(Figure record listings)

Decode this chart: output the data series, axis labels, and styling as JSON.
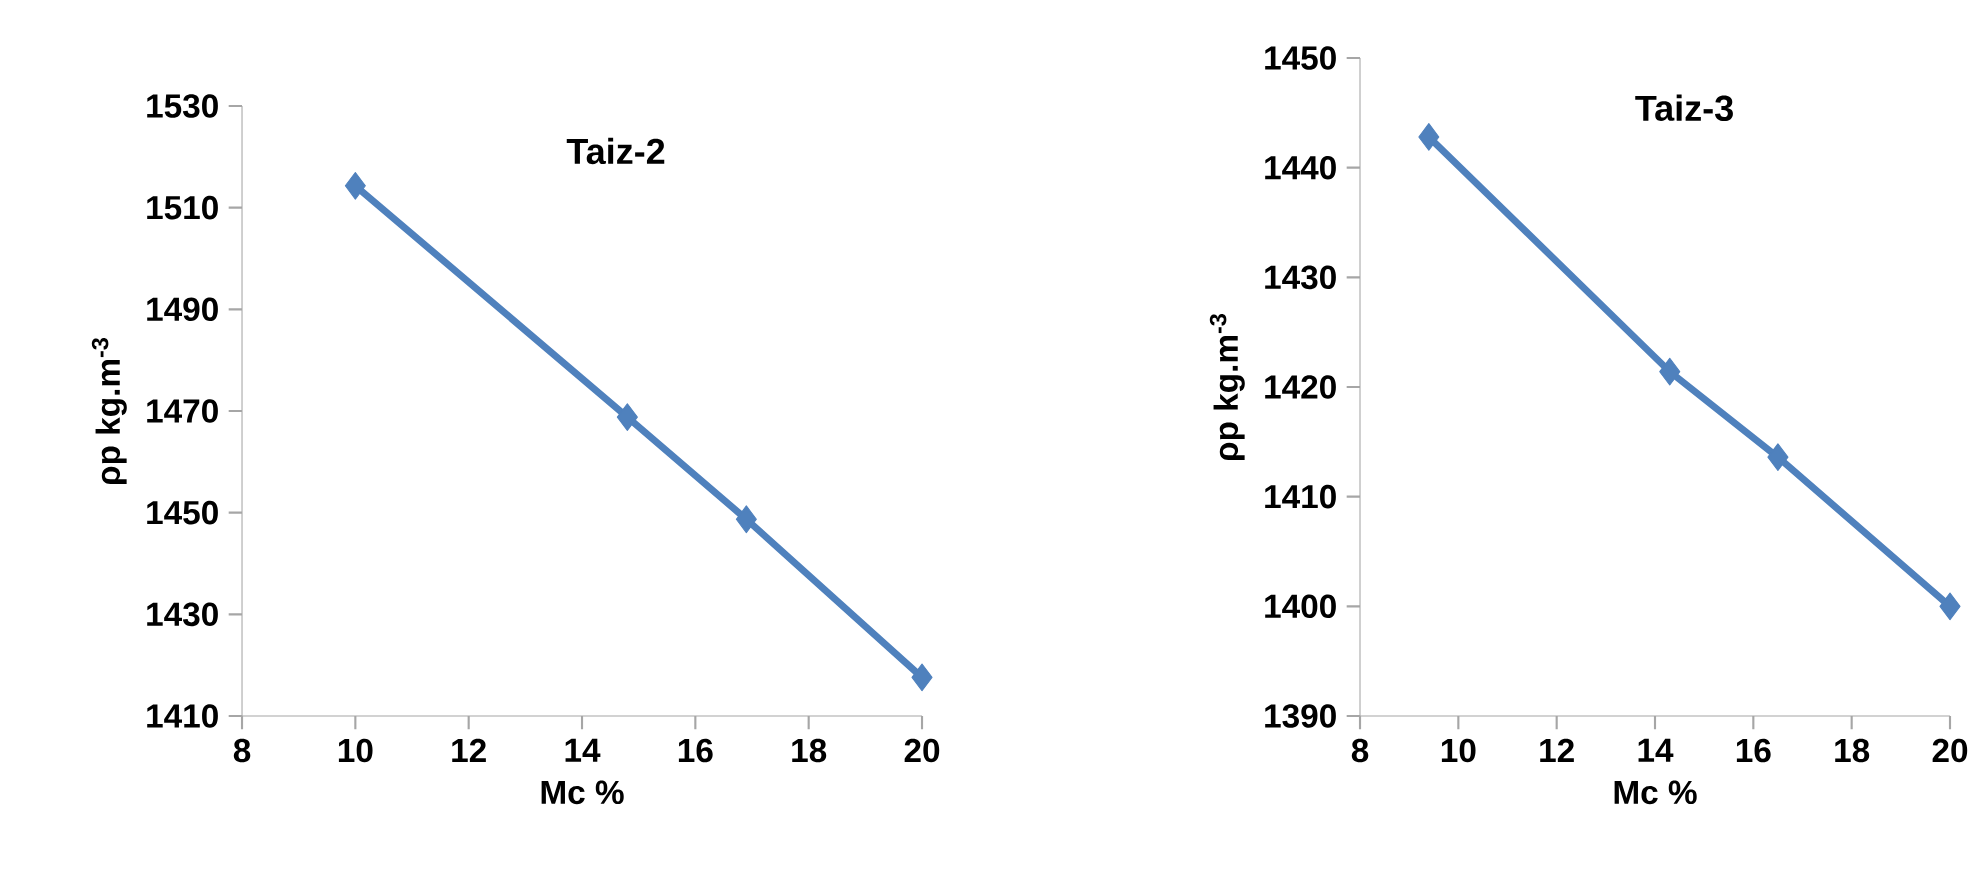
{
  "chart_data": [
    {
      "type": "line",
      "title": "Taiz-2",
      "xlabel": "Mc  %",
      "ylabel": "ρp  kg.m$^{-3}$",
      "x": [
        10.0,
        14.8,
        16.9,
        20.0
      ],
      "series": [
        {
          "color": "#4f81bd",
          "values": [
            1514.3,
            1468.8,
            1448.7,
            1417.6
          ]
        }
      ],
      "xlim": [
        8,
        20
      ],
      "xticks": [
        8,
        10,
        12,
        14,
        16,
        18,
        20
      ],
      "ylim": [
        1410,
        1530
      ],
      "yticks": [
        1410,
        1430,
        1450,
        1470,
        1490,
        1510,
        1530
      ],
      "marker": "diamond",
      "line_style": "solid"
    },
    {
      "type": "line",
      "title": "Taiz-3",
      "xlabel": "Mc %",
      "ylabel": "ρp  kg.m$^{-3}$",
      "x": [
        9.4,
        14.3,
        16.5,
        20.0
      ],
      "series": [
        {
          "color": "#4f81bd",
          "values": [
            1442.8,
            1421.4,
            1413.6,
            1400.0
          ]
        }
      ],
      "xlim": [
        8,
        20
      ],
      "xticks": [
        8,
        10,
        12,
        14,
        16,
        18,
        20
      ],
      "ylim": [
        1390,
        1450
      ],
      "yticks": [
        1390,
        1400,
        1410,
        1420,
        1430,
        1440,
        1450
      ],
      "marker": "diamond",
      "line_style": "solid"
    }
  ]
}
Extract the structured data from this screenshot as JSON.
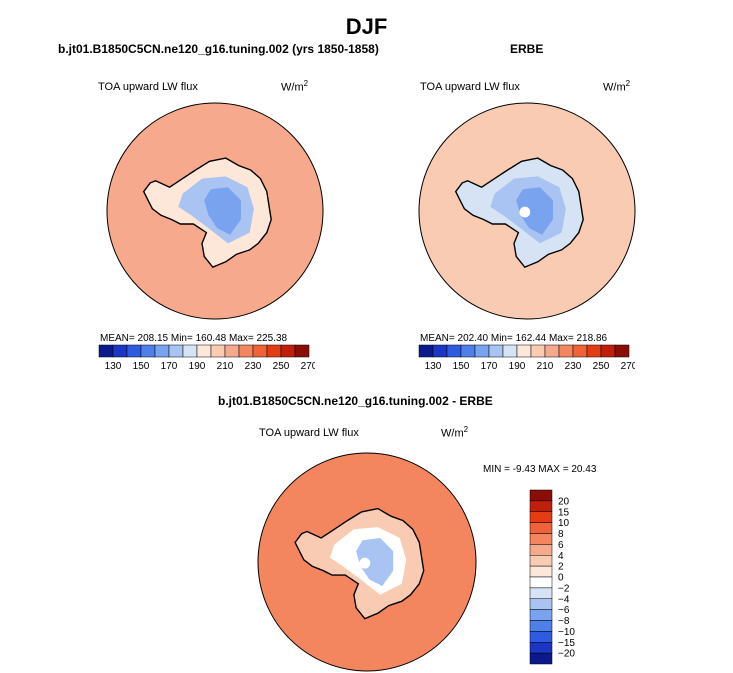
{
  "title": "DJF",
  "colors": {
    "coastline": "#000000",
    "scale_abs": [
      "#0a1a8c",
      "#1b36c4",
      "#2f5be0",
      "#4f7fe8",
      "#7aa3ef",
      "#a9c3f2",
      "#d6e3f5",
      "#fde7d8",
      "#f9cbb2",
      "#f6a98c",
      "#f3865f",
      "#f06238",
      "#e33d16",
      "#c01f0c",
      "#8a0d08"
    ],
    "scale_diff": [
      "#0a1a8c",
      "#1b36c4",
      "#2f5be0",
      "#4f7fe8",
      "#7aa3ef",
      "#a9c3f2",
      "#d6e3f5",
      "#ffffff",
      "#fde7d8",
      "#f9cbb2",
      "#f6a98c",
      "#f3865f",
      "#f06238",
      "#e33d16",
      "#c01f0c",
      "#8a0d08"
    ]
  },
  "chart_data": [
    {
      "type": "polar-contour-map",
      "title": "b.jt01.B1850C5CN.ne120_g16.tuning.002 (yrs 1850-1858)",
      "field_label": "TOA upward LW flux",
      "units": "W/m",
      "units_sup": "2",
      "stats": {
        "mean": 208.15,
        "min": 160.48,
        "max": 225.38
      },
      "stats_text": "MEAN= 208.15   Min= 160.48   Max= 225.38",
      "levels": [
        130,
        140,
        150,
        160,
        170,
        180,
        190,
        200,
        210,
        220,
        230,
        240,
        250,
        260,
        270
      ],
      "tick_labels": [
        "130",
        "150",
        "170",
        "190",
        "210",
        "230",
        "250",
        "270"
      ],
      "ocean_level": 213,
      "antarctica_levels": {
        "coast": 195,
        "interior": 170,
        "core": 163
      }
    },
    {
      "type": "polar-contour-map",
      "title": "ERBE",
      "field_label": "TOA upward LW flux",
      "units": "W/m",
      "units_sup": "2",
      "stats": {
        "mean": 202.4,
        "min": 162.44,
        "max": 218.86
      },
      "stats_text": "MEAN= 202.40   Min= 162.44   Max= 218.86",
      "levels": [
        130,
        140,
        150,
        160,
        170,
        180,
        190,
        200,
        210,
        220,
        230,
        240,
        250,
        260,
        270
      ],
      "tick_labels": [
        "130",
        "150",
        "170",
        "190",
        "210",
        "230",
        "250",
        "270"
      ],
      "ocean_level": 207,
      "antarctica_levels": {
        "coast": 188,
        "interior": 172,
        "core": 165
      },
      "has_polar_hole": true
    },
    {
      "type": "polar-contour-map",
      "title": "b.jt01.B1850C5CN.ne120_g16.tuning.002 - ERBE",
      "field_label": "TOA upward LW flux",
      "units": "W/m",
      "units_sup": "2",
      "stats": {
        "min": -9.43,
        "max": 20.43
      },
      "stats_text": "MIN =   -9.43  MAX =   20.43",
      "levels": [
        -20,
        -15,
        -10,
        -8,
        -6,
        -4,
        -2,
        0,
        2,
        4,
        6,
        8,
        10,
        15,
        20
      ],
      "tick_labels": [
        "20",
        "15",
        "10",
        "8",
        "6",
        "4",
        "2",
        "0",
        "−2",
        "−4",
        "−6",
        "−8",
        "−10",
        "−15",
        "−20"
      ],
      "ocean_level": 7,
      "antarctica_levels": {
        "coast": 2,
        "interior": -2,
        "core": -6
      },
      "has_polar_hole": true
    }
  ]
}
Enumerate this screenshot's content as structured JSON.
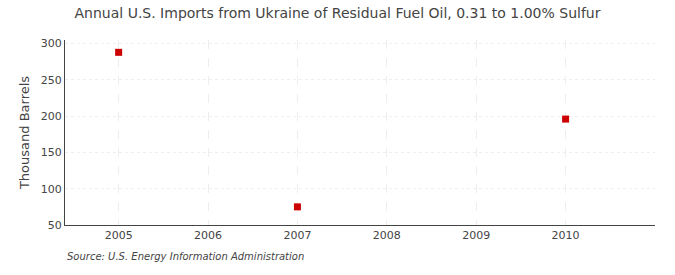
{
  "chart_data": {
    "type": "scatter",
    "title": "Annual U.S. Imports from Ukraine of Residual Fuel Oil, 0.31 to 1.00% Sulfur",
    "ylabel": "Thousand Barrels",
    "annotations": [
      "Source: U.S. Energy Information Administration"
    ],
    "x": [
      2005,
      2007,
      2010
    ],
    "values": [
      288,
      75,
      196
    ],
    "color": "#cc0000",
    "marker": "square",
    "xlim": [
      2004.4,
      2011.0
    ],
    "ylim": [
      50,
      305
    ],
    "xticks": [
      2005,
      2006,
      2007,
      2008,
      2009,
      2010
    ],
    "yticks": [
      50,
      100,
      150,
      200,
      250,
      300
    ],
    "grid": true
  }
}
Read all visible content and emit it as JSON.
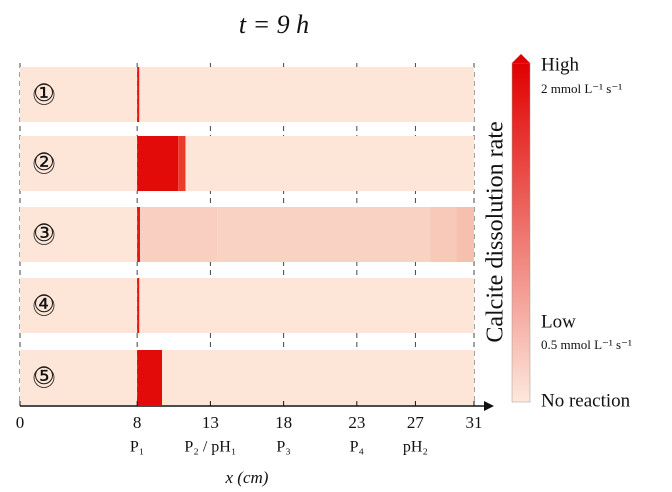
{
  "chart_data": {
    "type": "strips",
    "title": "t = 9 h",
    "x_label": "x (cm)",
    "xlim": [
      0,
      31
    ],
    "xticks": [
      0,
      8,
      13,
      18,
      23,
      27,
      31
    ],
    "xtick_sublabels": [
      {
        "value": 8,
        "label": "P₁"
      },
      {
        "value": 13,
        "label": "P₂ / pH₁"
      },
      {
        "value": 18,
        "label": "P₃"
      },
      {
        "value": 23,
        "label": "P₄"
      },
      {
        "value": 27,
        "label": "pH₂"
      }
    ],
    "grid": true,
    "series": [
      {
        "name": "①",
        "segments": [
          [
            0,
            8,
            "#fde5d7"
          ],
          [
            8,
            8.15,
            "#e8180f"
          ],
          [
            8.15,
            31,
            "#fde5d7"
          ]
        ]
      },
      {
        "name": "②",
        "segments": [
          [
            0,
            8,
            "#fde5d7"
          ],
          [
            8,
            10.8,
            "#e30a0a"
          ],
          [
            10.8,
            11.3,
            "#ec3b2c"
          ],
          [
            11.3,
            31,
            "#fde5d7"
          ]
        ]
      },
      {
        "name": "③",
        "segments": [
          [
            0,
            8,
            "#fde5d7"
          ],
          [
            8,
            8.2,
            "#e8180f"
          ],
          [
            8.2,
            13.5,
            "#f9cfc1"
          ],
          [
            13.5,
            28,
            "#f9d2c4"
          ],
          [
            28,
            29.8,
            "#f8c8b8"
          ],
          [
            29.8,
            31,
            "#f6bfae"
          ]
        ]
      },
      {
        "name": "④",
        "segments": [
          [
            0,
            8,
            "#fde5d7"
          ],
          [
            8,
            8.15,
            "#e8180f"
          ],
          [
            8.15,
            31,
            "#fde5d7"
          ]
        ]
      },
      {
        "name": "⑤",
        "segments": [
          [
            0,
            8,
            "#fde5d7"
          ],
          [
            8,
            9.7,
            "#e30a0a"
          ],
          [
            9.7,
            31,
            "#fde5d7"
          ]
        ]
      }
    ],
    "colorbar": {
      "title": "Calcite dissolution rate",
      "colors": [
        "#e00000",
        "#fde8dc"
      ],
      "high_label": "High",
      "high_unit": "2 mmol L⁻¹ s⁻¹",
      "low_label": "Low",
      "low_unit": "0.5 mmol L⁻¹ s⁻¹",
      "zero_label": "No reaction"
    }
  }
}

Task to carry out:
Read the entries and pick out all lines that include the word "structured".

Task output:
Extract the structured data from this screenshot as JSON.
Enumerate this screenshot's content as structured JSON.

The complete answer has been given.